▸ What to work on
Reproduce the listing below verbatim.
— START Provided records —
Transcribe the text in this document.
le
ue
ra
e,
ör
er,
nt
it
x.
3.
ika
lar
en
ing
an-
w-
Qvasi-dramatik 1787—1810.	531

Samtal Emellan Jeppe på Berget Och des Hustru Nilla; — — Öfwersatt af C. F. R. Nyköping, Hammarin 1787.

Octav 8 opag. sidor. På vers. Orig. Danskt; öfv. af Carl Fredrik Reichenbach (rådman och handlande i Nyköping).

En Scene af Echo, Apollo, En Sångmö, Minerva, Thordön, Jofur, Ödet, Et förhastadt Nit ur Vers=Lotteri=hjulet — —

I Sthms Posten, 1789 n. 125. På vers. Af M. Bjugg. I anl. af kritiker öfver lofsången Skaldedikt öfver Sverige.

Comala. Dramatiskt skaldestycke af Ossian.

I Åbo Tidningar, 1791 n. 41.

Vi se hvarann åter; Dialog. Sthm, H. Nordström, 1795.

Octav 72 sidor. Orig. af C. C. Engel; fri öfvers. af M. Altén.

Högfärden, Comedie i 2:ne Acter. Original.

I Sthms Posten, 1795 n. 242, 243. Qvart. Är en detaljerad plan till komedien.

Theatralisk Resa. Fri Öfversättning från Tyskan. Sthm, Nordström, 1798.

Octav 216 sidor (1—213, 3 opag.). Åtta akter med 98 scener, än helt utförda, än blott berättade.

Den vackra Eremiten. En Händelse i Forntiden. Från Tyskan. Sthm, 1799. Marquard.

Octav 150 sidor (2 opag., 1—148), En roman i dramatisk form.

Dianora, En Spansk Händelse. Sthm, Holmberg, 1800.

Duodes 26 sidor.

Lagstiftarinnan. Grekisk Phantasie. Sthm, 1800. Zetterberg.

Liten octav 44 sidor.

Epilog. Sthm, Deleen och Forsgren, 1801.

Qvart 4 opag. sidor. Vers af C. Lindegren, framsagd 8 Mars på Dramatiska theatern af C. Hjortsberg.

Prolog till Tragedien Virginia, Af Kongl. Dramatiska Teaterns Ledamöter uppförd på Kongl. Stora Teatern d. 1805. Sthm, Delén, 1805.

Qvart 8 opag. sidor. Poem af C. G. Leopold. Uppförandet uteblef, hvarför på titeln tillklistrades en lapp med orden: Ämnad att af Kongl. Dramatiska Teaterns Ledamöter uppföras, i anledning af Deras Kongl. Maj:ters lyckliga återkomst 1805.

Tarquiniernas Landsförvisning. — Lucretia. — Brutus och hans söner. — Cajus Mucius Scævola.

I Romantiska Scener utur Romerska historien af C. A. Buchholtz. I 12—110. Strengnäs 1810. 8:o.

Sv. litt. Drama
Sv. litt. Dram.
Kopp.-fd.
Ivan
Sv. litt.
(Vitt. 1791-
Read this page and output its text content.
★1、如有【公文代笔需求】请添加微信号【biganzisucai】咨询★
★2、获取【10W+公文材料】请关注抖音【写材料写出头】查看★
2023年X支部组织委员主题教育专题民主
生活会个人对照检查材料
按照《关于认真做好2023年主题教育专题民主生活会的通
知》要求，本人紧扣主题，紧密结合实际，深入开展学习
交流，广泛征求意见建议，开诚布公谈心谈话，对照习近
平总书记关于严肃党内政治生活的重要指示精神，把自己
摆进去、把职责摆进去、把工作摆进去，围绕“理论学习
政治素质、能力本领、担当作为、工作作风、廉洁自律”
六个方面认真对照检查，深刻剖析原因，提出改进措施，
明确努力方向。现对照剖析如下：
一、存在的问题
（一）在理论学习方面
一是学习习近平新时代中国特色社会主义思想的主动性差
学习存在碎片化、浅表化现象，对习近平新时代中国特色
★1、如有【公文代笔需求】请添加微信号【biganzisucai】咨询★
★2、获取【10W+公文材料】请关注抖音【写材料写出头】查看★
— END Provided records —
▸ Exercise output
Transcribe the text in this document.
le
ue
ra
e,
ör
er,
nt
it
x.
3.
ika
lar
en
ing
an-
w-
Qvasi-dramatik 1787—1810.	531

Samtal Emellan Jeppe på Berget Och des Hustru Nilla; — — Öfwersatt af C. F. R. Nyköping, Hammarin 1787.

Octav 8 opag. sidor. På vers. Orig. Danskt; öfv. af Carl Fredrik Reichenbach (rådman och handlande i Nyköping).

En Scene af Echo, Apollo, En Sångmö, Minerva, Thordön, Jofur, Ödet, Et förhastadt Nit ur Vers=Lotteri=hjulet — —

I Sthms Posten, 1789 n. 125. På vers. Af M. Bjugg. I anl. af kritiker öfver lofsången Skaldedikt öfver Sverige.

Comala. Dramatiskt skaldestycke af Ossian.

I Åbo Tidningar, 1791 n. 41.

Vi se hvarann åter; Dialog. Sthm, H. Nordström, 1795.

Octav 72 sidor. Orig. af C. C. Engel; fri öfvers. af M. Altén.

Högfärden, Comedie i 2:ne Acter. Original.

I Sthms Posten, 1795 n. 242, 243. Qvart. Är en detaljerad plan till komedien.

Theatralisk Resa. Fri Öfversättning från Tyskan. Sthm, Nordström, 1798.

Octav 216 sidor (1—213, 3 opag.). Åtta akter med 98 scener, än helt utförda, än blott berättade.

Den vackra Eremiten. En Händelse i Forntiden. Från Tyskan. Sthm, 1799. Marquard.

Octav 150 sidor (2 opag., 1—148), En roman i dramatisk form.

Dianora, En Spansk Händelse. Sthm, Holmberg, 1800.

Duodes 26 sidor.

Lagstiftarinnan. Grekisk Phantasie. Sthm, 1800. Zetterberg.

Liten octav 44 sidor.

Epilog. Sthm, Deleen och Forsgren, 1801.

Qvart 4 opag. sidor. Vers af C. Lindegren, framsagd 8 Mars på Dramatiska theatern af C. Hjortsberg.

Prolog till Tragedien Virginia, Af Kongl. Dramatiska Teaterns Ledamöter uppförd på Kongl. Stora Teatern d. 1805. Sthm, Delén, 1805.

Qvart 8 opag. sidor. Poem af C. G. Leopold. Uppförandet uteblef, hvarför på titeln tillklistrades en lapp med orden: Ämnad att af Kongl. Dramatiska Teaterns Ledamöter uppföras, i anledning af Deras Kongl. Maj:ters lyckliga återkomst 1805.

Tarquiniernas Landsförvisning. — Lucretia. — Brutus och hans söner. — Cajus Mucius Scævola.

I Romantiska Scener utur Romerska historien af C. A. Buchholtz. I 12—110. Strengnäs 1810. 8:o.

Sv. litt. Drama
Sv. litt. Dram.
Kopp.-fd.
Ivan
Sv. litt.
(Vitt. 1791-
Read this page and output its text content.
★1、如有【公文代笔需求】请添加微信号【biganzisucai】咨询★
★2、获取【10W+公文材料】请关注抖音【写材料写出头】查看★
2023年X支部组织委员主题教育专题民主
生活会个人对照检查材料
按照《关于认真做好2023年主题教育专题民主生活会的通
知》要求，本人紧扣主题，紧密结合实际，深入开展学习
交流，广泛征求意见建议，开诚布公谈心谈话，对照习近
平总书记关于严肃党内政治生活的重要指示精神，把自己
摆进去、把职责摆进去、把工作摆进去，围绕“理论学习
政治素质、能力本领、担当作为、工作作风、廉洁自律”
六个方面认真对照检查，深刻剖析原因，提出改进措施，
明确努力方向。现对照剖析如下：
一、存在的问题
（一）在理论学习方面
一是学习习近平新时代中国特色社会主义思想的主动性差
学习存在碎片化、浅表化现象，对习近平新时代中国特色
★1、如有【公文代笔需求】请添加微信号【biganzisucai】咨询★
★2、获取【10W+公文材料】请关注抖音【写材料写出头】查看★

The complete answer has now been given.